>>
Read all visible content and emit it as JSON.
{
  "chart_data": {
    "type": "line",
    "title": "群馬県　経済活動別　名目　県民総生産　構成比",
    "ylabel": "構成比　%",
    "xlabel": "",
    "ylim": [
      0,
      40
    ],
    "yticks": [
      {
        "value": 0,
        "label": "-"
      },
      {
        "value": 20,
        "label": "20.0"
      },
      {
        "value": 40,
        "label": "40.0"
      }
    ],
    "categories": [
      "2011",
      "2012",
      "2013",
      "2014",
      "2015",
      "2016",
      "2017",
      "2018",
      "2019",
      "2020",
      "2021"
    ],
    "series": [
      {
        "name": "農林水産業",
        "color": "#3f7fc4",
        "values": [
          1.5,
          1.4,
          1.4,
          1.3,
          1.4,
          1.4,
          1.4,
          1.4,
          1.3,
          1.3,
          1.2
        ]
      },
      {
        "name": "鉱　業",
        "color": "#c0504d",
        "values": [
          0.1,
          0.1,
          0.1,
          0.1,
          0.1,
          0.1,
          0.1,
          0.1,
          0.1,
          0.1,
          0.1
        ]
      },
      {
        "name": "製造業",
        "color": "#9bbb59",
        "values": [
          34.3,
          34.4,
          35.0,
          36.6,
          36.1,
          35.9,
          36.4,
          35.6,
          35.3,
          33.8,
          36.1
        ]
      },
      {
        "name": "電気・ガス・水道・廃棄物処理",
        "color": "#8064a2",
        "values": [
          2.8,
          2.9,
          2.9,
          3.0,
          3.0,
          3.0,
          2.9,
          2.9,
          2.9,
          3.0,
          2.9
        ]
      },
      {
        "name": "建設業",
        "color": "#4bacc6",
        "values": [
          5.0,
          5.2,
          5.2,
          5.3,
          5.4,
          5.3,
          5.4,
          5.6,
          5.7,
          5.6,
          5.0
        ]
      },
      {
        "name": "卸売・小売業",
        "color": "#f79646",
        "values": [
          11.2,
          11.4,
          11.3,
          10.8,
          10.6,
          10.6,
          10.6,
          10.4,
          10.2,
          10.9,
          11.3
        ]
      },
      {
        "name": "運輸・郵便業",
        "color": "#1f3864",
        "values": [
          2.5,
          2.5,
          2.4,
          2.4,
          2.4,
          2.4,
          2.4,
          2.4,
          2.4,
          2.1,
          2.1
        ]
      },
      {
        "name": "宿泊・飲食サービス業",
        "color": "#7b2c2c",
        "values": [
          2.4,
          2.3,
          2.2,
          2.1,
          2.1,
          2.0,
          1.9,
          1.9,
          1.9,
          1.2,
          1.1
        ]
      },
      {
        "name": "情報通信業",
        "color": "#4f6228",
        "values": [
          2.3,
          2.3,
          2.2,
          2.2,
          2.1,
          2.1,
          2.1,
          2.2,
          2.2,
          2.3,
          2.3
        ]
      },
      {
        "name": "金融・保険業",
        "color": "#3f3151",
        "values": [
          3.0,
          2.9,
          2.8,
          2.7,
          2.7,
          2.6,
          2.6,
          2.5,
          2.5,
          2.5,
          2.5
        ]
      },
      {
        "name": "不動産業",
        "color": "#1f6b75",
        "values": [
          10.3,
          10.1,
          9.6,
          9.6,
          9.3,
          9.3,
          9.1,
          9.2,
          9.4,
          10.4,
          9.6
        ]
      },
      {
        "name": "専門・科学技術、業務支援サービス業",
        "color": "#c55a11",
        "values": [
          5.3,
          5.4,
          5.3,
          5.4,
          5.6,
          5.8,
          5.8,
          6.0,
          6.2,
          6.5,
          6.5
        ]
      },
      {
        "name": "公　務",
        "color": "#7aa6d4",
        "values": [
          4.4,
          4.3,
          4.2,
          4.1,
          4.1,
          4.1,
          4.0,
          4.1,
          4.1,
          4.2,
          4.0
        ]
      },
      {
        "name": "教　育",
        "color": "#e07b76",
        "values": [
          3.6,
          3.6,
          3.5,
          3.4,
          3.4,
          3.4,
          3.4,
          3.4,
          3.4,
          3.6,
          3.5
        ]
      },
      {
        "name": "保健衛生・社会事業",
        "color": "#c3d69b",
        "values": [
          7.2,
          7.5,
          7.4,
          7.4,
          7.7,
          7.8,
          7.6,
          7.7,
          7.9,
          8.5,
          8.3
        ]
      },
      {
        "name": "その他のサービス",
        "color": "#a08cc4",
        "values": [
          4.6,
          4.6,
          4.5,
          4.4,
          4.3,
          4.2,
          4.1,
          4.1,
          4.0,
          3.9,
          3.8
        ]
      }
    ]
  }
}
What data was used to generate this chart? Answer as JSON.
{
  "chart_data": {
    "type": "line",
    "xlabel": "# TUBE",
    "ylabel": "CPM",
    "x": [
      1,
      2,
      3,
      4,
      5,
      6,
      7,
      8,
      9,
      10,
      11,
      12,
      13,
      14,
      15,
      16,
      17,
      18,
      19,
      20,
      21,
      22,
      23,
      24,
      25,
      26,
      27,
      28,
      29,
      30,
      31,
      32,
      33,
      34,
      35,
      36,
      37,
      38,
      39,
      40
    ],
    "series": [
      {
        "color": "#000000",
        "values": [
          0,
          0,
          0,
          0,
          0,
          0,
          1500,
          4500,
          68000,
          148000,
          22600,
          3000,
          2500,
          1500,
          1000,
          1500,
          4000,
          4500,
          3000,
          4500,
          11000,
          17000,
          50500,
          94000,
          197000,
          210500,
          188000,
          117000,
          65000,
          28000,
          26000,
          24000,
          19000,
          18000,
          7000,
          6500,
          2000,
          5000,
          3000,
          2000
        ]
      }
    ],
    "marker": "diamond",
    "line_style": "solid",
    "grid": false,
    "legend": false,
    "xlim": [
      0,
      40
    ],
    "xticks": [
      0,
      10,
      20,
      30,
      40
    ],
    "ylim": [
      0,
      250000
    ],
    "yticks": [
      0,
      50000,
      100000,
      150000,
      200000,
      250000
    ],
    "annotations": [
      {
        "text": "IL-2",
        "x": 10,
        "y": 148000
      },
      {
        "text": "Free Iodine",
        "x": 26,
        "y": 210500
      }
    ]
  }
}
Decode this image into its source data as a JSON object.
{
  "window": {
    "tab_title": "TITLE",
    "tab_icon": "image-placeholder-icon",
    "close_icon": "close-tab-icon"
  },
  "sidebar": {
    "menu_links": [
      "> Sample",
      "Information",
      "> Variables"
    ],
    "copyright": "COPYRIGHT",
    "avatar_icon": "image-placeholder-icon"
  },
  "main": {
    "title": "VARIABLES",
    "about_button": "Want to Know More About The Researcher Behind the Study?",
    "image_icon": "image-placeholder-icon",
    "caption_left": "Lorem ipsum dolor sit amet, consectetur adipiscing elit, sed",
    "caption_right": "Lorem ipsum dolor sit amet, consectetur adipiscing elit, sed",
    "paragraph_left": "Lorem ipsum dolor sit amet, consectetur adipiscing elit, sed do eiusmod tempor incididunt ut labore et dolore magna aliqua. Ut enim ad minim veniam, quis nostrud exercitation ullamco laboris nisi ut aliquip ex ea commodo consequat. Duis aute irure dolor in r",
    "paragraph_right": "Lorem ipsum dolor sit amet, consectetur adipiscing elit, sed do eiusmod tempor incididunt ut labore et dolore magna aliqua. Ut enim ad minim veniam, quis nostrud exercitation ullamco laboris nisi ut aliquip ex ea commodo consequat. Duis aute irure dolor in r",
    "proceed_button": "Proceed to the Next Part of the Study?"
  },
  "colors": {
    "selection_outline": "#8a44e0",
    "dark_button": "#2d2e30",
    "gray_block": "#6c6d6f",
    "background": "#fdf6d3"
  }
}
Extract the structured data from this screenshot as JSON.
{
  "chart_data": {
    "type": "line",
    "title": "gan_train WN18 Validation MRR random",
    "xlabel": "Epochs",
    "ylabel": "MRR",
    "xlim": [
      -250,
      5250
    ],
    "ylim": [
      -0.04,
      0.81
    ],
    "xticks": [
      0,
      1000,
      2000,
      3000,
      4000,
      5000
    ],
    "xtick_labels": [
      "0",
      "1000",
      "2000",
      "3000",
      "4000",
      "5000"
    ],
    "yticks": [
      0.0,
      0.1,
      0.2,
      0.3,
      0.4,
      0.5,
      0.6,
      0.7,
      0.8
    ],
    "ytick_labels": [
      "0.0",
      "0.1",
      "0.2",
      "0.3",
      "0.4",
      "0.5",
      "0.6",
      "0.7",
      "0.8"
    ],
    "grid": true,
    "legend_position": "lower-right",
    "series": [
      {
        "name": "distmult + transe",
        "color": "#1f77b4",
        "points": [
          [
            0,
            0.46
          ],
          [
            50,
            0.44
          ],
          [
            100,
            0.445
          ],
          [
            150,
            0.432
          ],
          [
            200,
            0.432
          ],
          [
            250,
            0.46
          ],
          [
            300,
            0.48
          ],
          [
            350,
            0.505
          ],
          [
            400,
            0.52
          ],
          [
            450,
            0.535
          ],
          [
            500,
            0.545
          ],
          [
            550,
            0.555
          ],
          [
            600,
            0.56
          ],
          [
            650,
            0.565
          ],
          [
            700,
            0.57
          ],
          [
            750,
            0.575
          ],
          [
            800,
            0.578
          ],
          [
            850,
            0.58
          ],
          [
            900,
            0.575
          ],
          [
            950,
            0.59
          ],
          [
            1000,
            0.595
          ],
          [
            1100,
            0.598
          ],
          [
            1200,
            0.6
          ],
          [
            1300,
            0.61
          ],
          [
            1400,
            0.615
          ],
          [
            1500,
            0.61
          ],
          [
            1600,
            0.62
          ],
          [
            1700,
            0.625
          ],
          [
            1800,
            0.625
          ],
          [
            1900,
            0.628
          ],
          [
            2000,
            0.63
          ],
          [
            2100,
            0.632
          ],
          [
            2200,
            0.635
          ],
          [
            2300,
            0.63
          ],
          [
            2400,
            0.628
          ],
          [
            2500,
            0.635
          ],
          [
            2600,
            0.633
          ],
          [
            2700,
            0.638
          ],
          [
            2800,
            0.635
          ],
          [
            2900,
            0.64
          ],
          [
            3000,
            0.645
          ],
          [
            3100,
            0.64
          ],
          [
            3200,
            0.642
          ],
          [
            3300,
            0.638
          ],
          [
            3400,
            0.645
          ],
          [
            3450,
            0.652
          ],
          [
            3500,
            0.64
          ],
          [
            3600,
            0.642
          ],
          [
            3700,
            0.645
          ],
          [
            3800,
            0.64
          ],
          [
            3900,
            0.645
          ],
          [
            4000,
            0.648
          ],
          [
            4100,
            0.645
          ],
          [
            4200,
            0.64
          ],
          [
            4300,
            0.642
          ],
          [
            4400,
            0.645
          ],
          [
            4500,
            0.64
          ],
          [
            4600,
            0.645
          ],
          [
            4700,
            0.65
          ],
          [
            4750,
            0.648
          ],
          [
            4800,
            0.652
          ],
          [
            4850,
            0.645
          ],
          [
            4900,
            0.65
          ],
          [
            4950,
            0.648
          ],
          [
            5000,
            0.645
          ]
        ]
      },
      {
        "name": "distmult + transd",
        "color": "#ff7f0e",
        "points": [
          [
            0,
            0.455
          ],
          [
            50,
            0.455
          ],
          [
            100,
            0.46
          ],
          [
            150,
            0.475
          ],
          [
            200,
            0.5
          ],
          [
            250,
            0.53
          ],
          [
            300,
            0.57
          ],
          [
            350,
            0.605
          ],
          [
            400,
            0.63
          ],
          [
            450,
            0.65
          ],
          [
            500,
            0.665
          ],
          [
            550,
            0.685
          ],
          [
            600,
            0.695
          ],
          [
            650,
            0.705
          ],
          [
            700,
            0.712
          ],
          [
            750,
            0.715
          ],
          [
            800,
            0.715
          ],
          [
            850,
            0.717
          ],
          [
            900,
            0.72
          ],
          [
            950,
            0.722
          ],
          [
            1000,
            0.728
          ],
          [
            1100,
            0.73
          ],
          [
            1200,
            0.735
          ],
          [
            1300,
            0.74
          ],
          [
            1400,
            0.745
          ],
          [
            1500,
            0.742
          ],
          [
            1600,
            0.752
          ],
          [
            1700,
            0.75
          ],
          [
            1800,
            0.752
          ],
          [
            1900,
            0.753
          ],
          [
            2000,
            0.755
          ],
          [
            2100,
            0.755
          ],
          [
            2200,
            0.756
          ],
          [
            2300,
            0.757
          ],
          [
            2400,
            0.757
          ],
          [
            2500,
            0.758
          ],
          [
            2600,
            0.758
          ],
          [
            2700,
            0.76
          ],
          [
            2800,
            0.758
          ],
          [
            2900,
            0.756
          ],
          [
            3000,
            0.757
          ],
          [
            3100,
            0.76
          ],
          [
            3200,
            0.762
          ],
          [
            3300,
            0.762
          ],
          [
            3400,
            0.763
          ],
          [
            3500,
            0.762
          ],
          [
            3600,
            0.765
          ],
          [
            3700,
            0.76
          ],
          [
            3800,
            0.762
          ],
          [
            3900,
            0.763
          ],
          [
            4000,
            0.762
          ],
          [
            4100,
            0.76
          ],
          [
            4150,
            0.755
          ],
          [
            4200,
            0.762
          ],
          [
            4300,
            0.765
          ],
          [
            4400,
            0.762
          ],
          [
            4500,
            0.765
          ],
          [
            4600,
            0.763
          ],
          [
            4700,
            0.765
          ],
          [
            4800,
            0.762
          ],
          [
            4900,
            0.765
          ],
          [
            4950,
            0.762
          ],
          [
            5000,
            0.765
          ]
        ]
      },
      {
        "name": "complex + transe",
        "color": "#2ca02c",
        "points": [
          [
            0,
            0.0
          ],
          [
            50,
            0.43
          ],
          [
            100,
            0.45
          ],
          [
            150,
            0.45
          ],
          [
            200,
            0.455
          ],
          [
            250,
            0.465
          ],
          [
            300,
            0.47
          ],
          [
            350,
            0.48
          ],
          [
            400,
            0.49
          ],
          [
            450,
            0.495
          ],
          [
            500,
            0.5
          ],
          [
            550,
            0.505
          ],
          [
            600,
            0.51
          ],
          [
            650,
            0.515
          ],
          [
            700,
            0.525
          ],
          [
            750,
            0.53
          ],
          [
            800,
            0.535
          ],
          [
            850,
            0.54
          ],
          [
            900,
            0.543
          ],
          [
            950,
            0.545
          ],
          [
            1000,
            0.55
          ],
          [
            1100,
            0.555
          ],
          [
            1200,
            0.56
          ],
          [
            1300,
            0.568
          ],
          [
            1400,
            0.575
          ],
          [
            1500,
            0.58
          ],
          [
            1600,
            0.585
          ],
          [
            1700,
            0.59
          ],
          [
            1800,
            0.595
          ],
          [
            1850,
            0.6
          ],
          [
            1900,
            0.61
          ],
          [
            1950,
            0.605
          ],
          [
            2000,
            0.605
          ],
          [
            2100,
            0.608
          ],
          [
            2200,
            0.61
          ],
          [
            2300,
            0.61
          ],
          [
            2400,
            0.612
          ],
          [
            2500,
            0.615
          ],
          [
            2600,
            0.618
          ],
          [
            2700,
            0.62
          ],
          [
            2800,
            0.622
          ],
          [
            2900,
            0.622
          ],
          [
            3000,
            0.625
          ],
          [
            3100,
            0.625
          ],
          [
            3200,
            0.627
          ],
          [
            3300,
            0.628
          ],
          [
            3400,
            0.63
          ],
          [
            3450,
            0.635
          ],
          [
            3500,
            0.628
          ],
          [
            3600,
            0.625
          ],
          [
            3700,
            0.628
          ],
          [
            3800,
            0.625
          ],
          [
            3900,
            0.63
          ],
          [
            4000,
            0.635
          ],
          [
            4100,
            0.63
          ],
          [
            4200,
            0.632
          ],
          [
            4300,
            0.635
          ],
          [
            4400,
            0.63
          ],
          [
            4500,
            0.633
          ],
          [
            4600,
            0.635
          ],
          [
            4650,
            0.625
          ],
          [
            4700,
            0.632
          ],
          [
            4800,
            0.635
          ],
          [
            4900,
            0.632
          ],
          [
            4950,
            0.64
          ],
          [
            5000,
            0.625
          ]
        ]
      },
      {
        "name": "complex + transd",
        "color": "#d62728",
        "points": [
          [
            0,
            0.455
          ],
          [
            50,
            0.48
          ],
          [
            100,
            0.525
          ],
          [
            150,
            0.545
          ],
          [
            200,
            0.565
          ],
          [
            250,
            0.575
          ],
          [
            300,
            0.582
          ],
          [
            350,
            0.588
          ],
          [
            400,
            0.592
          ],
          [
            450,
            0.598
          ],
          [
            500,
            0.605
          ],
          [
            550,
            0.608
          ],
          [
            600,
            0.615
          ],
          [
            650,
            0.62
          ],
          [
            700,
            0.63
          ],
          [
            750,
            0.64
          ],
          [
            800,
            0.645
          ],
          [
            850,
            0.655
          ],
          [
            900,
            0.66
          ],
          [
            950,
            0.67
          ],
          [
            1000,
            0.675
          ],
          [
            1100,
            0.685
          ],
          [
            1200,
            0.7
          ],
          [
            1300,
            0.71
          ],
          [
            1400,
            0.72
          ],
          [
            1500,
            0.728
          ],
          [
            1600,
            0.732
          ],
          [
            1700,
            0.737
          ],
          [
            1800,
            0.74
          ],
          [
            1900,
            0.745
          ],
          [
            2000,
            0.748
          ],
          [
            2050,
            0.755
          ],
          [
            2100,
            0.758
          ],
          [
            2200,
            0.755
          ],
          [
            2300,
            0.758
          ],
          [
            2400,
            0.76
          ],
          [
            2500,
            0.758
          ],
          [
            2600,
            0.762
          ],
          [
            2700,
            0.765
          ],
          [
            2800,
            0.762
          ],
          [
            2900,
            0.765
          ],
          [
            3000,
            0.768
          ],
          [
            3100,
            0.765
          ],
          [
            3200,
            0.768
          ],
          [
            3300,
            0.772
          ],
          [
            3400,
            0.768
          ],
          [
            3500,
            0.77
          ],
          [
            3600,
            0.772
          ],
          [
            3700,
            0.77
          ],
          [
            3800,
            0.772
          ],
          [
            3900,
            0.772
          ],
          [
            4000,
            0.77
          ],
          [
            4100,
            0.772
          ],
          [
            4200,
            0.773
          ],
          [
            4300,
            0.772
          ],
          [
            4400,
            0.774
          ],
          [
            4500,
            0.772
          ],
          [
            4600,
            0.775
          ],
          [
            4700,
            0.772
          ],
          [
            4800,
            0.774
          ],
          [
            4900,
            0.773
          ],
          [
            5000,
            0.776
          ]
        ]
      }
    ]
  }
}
<<
**Given task:** Take every line that includes the string "icon" and copy it.

**Task response:**
    "tab_icon": "image-placeholder-icon",
    "close_icon": "close-tab-icon"
    "avatar_icon": "image-placeholder-icon"
    "image_icon": "image-placeholder-icon",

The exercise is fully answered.